__PROMPT__. The records below are to be repeated in full, exactly as they are.

[Collected data]
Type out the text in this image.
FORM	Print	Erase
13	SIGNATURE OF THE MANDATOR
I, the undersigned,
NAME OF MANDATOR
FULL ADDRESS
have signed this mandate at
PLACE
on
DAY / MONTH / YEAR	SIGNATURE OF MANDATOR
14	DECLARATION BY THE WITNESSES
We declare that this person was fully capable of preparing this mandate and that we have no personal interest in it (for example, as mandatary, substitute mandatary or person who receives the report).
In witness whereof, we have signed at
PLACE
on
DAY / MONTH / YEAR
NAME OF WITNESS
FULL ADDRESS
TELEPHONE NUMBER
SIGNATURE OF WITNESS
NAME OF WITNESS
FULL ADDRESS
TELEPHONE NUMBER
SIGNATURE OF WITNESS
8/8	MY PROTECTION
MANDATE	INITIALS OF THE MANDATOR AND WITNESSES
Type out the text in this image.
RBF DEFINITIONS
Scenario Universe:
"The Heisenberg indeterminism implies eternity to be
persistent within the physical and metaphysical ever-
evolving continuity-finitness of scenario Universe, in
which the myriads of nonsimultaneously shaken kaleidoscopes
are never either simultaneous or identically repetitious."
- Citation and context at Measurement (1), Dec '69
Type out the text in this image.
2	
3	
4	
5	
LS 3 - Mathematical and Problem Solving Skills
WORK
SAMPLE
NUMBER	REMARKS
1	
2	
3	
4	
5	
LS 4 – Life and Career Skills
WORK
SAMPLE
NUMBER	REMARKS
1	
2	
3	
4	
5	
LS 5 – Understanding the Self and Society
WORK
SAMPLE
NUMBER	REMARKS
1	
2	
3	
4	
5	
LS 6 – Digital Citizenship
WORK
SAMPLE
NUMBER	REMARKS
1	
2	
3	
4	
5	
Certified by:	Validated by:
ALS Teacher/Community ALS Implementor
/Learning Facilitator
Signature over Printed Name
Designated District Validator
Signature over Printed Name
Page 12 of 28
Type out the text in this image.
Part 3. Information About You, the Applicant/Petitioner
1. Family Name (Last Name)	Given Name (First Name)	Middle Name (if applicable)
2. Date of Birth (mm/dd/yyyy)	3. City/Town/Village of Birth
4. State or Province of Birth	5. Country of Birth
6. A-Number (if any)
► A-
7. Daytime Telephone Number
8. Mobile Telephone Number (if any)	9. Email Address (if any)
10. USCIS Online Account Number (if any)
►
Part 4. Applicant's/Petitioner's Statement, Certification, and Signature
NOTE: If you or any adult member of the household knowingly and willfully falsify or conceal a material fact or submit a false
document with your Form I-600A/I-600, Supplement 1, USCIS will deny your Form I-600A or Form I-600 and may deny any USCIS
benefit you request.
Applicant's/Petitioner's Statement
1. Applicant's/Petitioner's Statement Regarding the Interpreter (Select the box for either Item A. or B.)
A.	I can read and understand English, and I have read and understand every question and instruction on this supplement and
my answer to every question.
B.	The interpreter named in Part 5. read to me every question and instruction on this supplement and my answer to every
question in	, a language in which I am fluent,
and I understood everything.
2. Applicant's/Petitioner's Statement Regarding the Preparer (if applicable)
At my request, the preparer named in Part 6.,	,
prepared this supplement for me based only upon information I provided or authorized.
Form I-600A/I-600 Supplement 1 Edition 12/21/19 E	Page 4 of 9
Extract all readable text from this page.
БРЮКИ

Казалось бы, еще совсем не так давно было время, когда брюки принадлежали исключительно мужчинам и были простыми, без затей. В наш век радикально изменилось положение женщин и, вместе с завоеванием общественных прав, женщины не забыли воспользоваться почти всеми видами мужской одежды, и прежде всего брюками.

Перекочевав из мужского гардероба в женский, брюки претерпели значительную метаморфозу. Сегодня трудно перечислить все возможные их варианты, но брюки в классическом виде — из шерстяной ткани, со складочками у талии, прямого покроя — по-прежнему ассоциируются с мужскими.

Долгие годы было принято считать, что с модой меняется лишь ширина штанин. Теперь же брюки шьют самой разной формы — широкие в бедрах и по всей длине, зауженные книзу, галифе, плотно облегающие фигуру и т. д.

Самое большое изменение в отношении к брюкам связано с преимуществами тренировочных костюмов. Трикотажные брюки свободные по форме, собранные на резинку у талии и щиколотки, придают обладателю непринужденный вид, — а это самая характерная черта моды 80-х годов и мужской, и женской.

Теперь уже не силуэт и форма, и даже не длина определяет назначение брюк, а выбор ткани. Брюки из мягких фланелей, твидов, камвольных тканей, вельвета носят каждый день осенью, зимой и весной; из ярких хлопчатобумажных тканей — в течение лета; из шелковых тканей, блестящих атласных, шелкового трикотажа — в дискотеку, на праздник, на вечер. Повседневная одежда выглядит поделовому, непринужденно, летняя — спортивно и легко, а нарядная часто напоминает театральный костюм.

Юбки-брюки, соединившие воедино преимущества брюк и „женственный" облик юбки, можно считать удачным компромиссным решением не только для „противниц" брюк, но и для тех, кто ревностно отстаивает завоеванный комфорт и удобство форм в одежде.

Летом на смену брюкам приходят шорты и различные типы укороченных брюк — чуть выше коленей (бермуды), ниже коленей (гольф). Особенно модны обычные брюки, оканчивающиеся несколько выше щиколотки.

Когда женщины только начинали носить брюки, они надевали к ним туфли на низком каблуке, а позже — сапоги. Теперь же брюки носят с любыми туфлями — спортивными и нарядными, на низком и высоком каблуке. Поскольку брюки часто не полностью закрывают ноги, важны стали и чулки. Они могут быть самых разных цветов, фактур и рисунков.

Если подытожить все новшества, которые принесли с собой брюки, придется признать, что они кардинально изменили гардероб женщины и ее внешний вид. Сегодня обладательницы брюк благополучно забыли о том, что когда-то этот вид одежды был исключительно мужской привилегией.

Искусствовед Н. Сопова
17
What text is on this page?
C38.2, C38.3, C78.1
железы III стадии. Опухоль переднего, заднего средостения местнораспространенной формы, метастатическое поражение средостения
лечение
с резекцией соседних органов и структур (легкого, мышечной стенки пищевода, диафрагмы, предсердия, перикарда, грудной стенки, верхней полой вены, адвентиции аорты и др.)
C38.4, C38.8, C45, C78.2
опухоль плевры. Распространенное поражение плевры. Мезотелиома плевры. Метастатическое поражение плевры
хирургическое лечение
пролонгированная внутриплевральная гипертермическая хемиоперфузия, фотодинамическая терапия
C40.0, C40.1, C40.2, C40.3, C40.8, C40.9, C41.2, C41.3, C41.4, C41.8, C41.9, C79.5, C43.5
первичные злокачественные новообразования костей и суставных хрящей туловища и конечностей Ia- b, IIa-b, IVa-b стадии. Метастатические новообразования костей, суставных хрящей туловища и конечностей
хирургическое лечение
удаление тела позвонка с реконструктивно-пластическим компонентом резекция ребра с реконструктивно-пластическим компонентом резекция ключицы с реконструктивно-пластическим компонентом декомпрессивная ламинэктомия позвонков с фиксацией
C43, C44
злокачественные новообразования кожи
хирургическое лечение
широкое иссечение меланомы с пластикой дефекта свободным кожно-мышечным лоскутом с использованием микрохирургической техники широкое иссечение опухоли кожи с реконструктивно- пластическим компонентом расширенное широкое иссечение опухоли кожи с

__COMPLETE OUTPUT__.
Type out the text in this image.
FORM	Print	Erase
13	SIGNATURE OF THE MANDATOR
I, the undersigned,
NAME OF MANDATOR
FULL ADDRESS
have signed this mandate at
PLACE
on
DAY / MONTH / YEAR	SIGNATURE OF MANDATOR
14	DECLARATION BY THE WITNESSES
We declare that this person was fully capable of preparing this mandate and that we have no personal interest in it (for example, as mandatary, substitute mandatary or person who receives the report).
In witness whereof, we have signed at
PLACE
on
DAY / MONTH / YEAR
NAME OF WITNESS
FULL ADDRESS
TELEPHONE NUMBER
SIGNATURE OF WITNESS
NAME OF WITNESS
FULL ADDRESS
TELEPHONE NUMBER
SIGNATURE OF WITNESS
8/8	MY PROTECTION
MANDATE	INITIALS OF THE MANDATOR AND WITNESSES
Type out the text in this image.
RBF DEFINITIONS
Scenario Universe:
"The Heisenberg indeterminism implies eternity to be
persistent within the physical and metaphysical ever-
evolving continuity-finitness of scenario Universe, in
which the myriads of nonsimultaneously shaken kaleidoscopes
are never either simultaneous or identically repetitious."
- Citation and context at Measurement (1), Dec '69
Type out the text in this image.
2	
3	
4	
5	
LS 3 - Mathematical and Problem Solving Skills
WORK
SAMPLE
NUMBER	REMARKS
1	
2	
3	
4	
5	
LS 4 – Life and Career Skills
WORK
SAMPLE
NUMBER	REMARKS
1	
2	
3	
4	
5	
LS 5 – Understanding the Self and Society
WORK
SAMPLE
NUMBER	REMARKS
1	
2	
3	
4	
5	
LS 6 – Digital Citizenship
WORK
SAMPLE
NUMBER	REMARKS
1	
2	
3	
4	
5	
Certified by:	Validated by:
ALS Teacher/Community ALS Implementor
/Learning Facilitator
Signature over Printed Name
Designated District Validator
Signature over Printed Name
Page 12 of 28
Type out the text in this image.
Part 3. Information About You, the Applicant/Petitioner
1. Family Name (Last Name)	Given Name (First Name)	Middle Name (if applicable)
2. Date of Birth (mm/dd/yyyy)	3. City/Town/Village of Birth
4. State or Province of Birth	5. Country of Birth
6. A-Number (if any)
► A-
7. Daytime Telephone Number
8. Mobile Telephone Number (if any)	9. Email Address (if any)
10. USCIS Online Account Number (if any)
►
Part 4. Applicant's/Petitioner's Statement, Certification, and Signature
NOTE: If you or any adult member of the household knowingly and willfully falsify or conceal a material fact or submit a false
document with your Form I-600A/I-600, Supplement 1, USCIS will deny your Form I-600A or Form I-600 and may deny any USCIS
benefit you request.
Applicant's/Petitioner's Statement
1. Applicant's/Petitioner's Statement Regarding the Interpreter (Select the box for either Item A. or B.)
A.	I can read and understand English, and I have read and understand every question and instruction on this supplement and
my answer to every question.
B.	The interpreter named in Part 5. read to me every question and instruction on this supplement and my answer to every
question in	, a language in which I am fluent,
and I understood everything.
2. Applicant's/Petitioner's Statement Regarding the Preparer (if applicable)
At my request, the preparer named in Part 6.,	,
prepared this supplement for me based only upon information I provided or authorized.
Form I-600A/I-600 Supplement 1 Edition 12/21/19 E	Page 4 of 9
Extract all readable text from this page.
БРЮКИ

Казалось бы, еще совсем не так давно было время, когда брюки принадлежали исключительно мужчинам и были простыми, без затей. В наш век радикально изменилось положение женщин и, вместе с завоеванием общественных прав, женщины не забыли воспользоваться почти всеми видами мужской одежды, и прежде всего брюками.

Перекочевав из мужского гардероба в женский, брюки претерпели значительную метаморфозу. Сегодня трудно перечислить все возможные их варианты, но брюки в классическом виде — из шерстяной ткани, со складочками у талии, прямого покроя — по-прежнему ассоциируются с мужскими.

Долгие годы было принято считать, что с модой меняется лишь ширина штанин. Теперь же брюки шьют самой разной формы — широкие в бедрах и по всей длине, зауженные книзу, галифе, плотно облегающие фигуру и т. д.

Самое большое изменение в отношении к брюкам связано с преимуществами тренировочных костюмов. Трикотажные брюки свободные по форме, собранные на резинку у талии и щиколотки, придают обладателю непринужденный вид, — а это самая характерная черта моды 80-х годов и мужской, и женской.

Теперь уже не силуэт и форма, и даже не длина определяет назначение брюк, а выбор ткани. Брюки из мягких фланелей, твидов, камвольных тканей, вельвета носят каждый день осенью, зимой и весной; из ярких хлопчатобумажных тканей — в течение лета; из шелковых тканей, блестящих атласных, шелкового трикотажа — в дискотеку, на праздник, на вечер. Повседневная одежда выглядит поделовому, непринужденно, летняя — спортивно и легко, а нарядная часто напоминает театральный костюм.

Юбки-брюки, соединившие воедино преимущества брюк и „женственный" облик юбки, можно считать удачным компромиссным решением не только для „противниц" брюк, но и для тех, кто ревностно отстаивает завоеванный комфорт и удобство форм в одежде.

Летом на смену брюкам приходят шорты и различные типы укороченных брюк — чуть выше коленей (бермуды), ниже коленей (гольф). Особенно модны обычные брюки, оканчивающиеся несколько выше щиколотки.

Когда женщины только начинали носить брюки, они надевали к ним туфли на низком каблуке, а позже — сапоги. Теперь же брюки носят с любыми туфлями — спортивными и нарядными, на низком и высоком каблуке. Поскольку брюки часто не полностью закрывают ноги, важны стали и чулки. Они могут быть самых разных цветов, фактур и рисунков.

Если подытожить все новшества, которые принесли с собой брюки, придется признать, что они кардинально изменили гардероб женщины и ее внешний вид. Сегодня обладательницы брюк благополучно забыли о том, что когда-то этот вид одежды был исключительно мужской привилегией.

Искусствовед Н. Сопова
17
What text is on this page?
C38.2, C38.3, C78.1
железы III стадии. Опухоль переднего, заднего средостения местнораспространенной формы, метастатическое поражение средостения
лечение
с резекцией соседних органов и структур (легкого, мышечной стенки пищевода, диафрагмы, предсердия, перикарда, грудной стенки, верхней полой вены, адвентиции аорты и др.)
C38.4, C38.8, C45, C78.2
опухоль плевры. Распространенное поражение плевры. Мезотелиома плевры. Метастатическое поражение плевры
хирургическое лечение
пролонгированная внутриплевральная гипертермическая хемиоперфузия, фотодинамическая терапия
C40.0, C40.1, C40.2, C40.3, C40.8, C40.9, C41.2, C41.3, C41.4, C41.8, C41.9, C79.5, C43.5
первичные злокачественные новообразования костей и суставных хрящей туловища и конечностей Ia- b, IIa-b, IVa-b стадии. Метастатические новообразования костей, суставных хрящей туловища и конечностей
хирургическое лечение
удаление тела позвонка с реконструктивно-пластическим компонентом резекция ребра с реконструктивно-пластическим компонентом резекция ключицы с реконструктивно-пластическим компонентом декомпрессивная ламинэктомия позвонков с фиксацией
C43, C44
злокачественные новообразования кожи
хирургическое лечение
широкое иссечение меланомы с пластикой дефекта свободным кожно-мышечным лоскутом с использованием микрохирургической техники широкое иссечение опухоли кожи с реконструктивно- пластическим компонентом расширенное широкое иссечение опухоли кожи с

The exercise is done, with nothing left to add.